**PROBLEM REQUIREMENTS:** Copy out every line of the records in which "complex" can be found.

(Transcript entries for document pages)
● ● ● ●
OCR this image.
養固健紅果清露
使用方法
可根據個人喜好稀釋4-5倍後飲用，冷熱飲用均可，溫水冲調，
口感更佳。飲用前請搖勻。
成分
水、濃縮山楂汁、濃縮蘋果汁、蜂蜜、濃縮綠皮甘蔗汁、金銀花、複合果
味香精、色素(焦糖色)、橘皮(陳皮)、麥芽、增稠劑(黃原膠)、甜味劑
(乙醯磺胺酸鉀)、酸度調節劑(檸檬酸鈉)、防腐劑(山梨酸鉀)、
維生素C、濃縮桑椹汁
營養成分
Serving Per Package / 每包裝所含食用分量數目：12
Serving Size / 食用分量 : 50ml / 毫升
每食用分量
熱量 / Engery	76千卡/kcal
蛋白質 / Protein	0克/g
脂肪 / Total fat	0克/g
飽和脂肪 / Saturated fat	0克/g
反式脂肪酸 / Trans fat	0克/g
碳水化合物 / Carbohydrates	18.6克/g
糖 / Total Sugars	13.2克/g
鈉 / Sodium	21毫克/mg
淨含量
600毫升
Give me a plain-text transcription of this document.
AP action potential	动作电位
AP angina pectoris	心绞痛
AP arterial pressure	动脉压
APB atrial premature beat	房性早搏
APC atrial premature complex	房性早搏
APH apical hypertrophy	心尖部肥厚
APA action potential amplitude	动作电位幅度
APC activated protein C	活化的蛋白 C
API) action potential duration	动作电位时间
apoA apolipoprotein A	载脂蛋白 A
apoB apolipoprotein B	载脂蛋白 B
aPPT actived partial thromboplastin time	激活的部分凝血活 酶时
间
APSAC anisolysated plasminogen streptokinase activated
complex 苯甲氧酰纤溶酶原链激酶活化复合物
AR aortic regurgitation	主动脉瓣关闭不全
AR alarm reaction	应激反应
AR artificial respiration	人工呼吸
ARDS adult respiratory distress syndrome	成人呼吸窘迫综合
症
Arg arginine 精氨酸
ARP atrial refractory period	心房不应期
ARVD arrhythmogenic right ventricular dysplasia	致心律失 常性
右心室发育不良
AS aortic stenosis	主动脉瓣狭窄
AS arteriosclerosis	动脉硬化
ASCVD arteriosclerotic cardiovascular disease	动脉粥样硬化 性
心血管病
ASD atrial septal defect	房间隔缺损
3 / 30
● ● ● ●
**ANSWER BOX:**
APC atrial premature complex	房性早搏
complex 苯甲氧酰纤溶酶原链激酶活化复合物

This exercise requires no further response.